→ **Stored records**

* * *

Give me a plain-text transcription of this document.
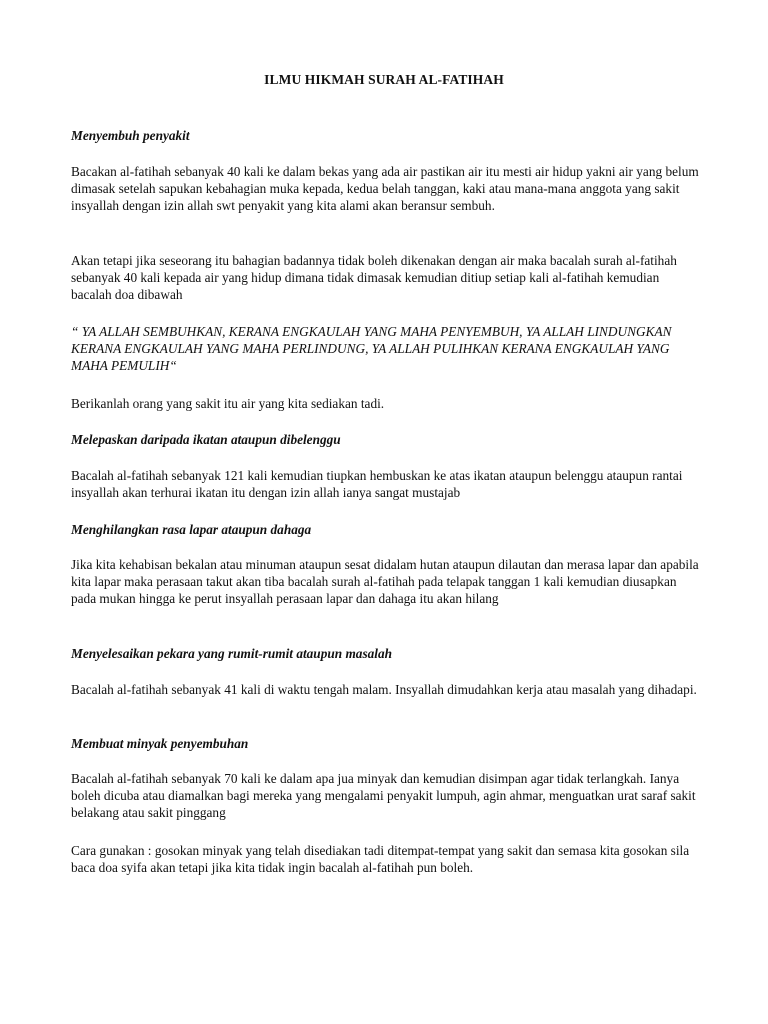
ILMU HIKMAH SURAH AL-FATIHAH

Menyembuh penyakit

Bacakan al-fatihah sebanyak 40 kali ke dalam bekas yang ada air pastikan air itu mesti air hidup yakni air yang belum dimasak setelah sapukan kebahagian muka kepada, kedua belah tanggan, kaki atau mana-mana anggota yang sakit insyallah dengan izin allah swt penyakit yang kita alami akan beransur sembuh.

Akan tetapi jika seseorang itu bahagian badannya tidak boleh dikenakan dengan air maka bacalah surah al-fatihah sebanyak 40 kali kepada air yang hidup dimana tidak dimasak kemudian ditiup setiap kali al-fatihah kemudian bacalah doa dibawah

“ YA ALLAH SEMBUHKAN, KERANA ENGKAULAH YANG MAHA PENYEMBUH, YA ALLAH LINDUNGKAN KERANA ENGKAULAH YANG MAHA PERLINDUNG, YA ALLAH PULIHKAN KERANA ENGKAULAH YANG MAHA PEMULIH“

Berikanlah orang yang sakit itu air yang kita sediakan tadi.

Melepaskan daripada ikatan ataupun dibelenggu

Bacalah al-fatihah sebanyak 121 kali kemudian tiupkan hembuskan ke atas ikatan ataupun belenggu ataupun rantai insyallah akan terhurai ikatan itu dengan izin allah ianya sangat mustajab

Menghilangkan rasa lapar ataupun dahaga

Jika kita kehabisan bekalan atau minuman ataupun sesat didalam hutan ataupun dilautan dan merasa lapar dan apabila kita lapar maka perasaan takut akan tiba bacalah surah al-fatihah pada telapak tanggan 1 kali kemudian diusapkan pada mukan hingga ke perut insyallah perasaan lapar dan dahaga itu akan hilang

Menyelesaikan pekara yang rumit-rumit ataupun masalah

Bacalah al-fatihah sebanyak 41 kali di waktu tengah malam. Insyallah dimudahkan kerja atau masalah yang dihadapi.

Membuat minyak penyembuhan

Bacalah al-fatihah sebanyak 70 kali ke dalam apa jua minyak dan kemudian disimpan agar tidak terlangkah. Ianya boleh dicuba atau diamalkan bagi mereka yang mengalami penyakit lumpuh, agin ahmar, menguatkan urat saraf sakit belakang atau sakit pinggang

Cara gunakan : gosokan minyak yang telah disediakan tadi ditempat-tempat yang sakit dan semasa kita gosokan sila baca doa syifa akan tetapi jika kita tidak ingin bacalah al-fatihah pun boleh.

* * *

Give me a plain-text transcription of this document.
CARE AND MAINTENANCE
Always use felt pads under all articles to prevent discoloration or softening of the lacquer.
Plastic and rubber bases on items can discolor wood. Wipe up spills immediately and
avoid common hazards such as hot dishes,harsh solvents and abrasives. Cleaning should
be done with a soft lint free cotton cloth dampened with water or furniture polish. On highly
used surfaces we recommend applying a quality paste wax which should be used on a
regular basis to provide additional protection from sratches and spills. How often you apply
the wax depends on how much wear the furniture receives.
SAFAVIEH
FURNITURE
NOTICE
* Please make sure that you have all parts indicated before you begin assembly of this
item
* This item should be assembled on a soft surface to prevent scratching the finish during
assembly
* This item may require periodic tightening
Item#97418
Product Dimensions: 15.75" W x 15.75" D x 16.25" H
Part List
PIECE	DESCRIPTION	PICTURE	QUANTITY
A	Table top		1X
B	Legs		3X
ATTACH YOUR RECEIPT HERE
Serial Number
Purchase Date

* * *

→ **TASK GOAL**
Find every line in the records above that holds the word "boleh", and copy each one.

→ **TASK RESPONSE**
Akan tetapi jika seseorang itu bahagian badannya tidak boleh dikenakan dengan air maka bacalah surah al-fatihah sebanyak 40 kali kepada air yang hidup dimana tidak dimasak kemudian ditiup setiap kali al-fatihah kemudian bacalah doa dibawah
Bacalah al-fatihah sebanyak 70 kali ke dalam apa jua minyak dan kemudian disimpan agar tidak terlangkah. Ianya boleh dicuba atau diamalkan bagi mereka yang mengalami penyakit lumpuh, agin ahmar, menguatkan urat saraf sakit belakang atau sakit pinggang
Cara gunakan : gosokan minyak yang telah disediakan tadi ditempat-tempat yang sakit dan semasa kita gosokan sila baca doa syifa akan tetapi jika kita tidak ingin bacalah al-fatihah pun boleh.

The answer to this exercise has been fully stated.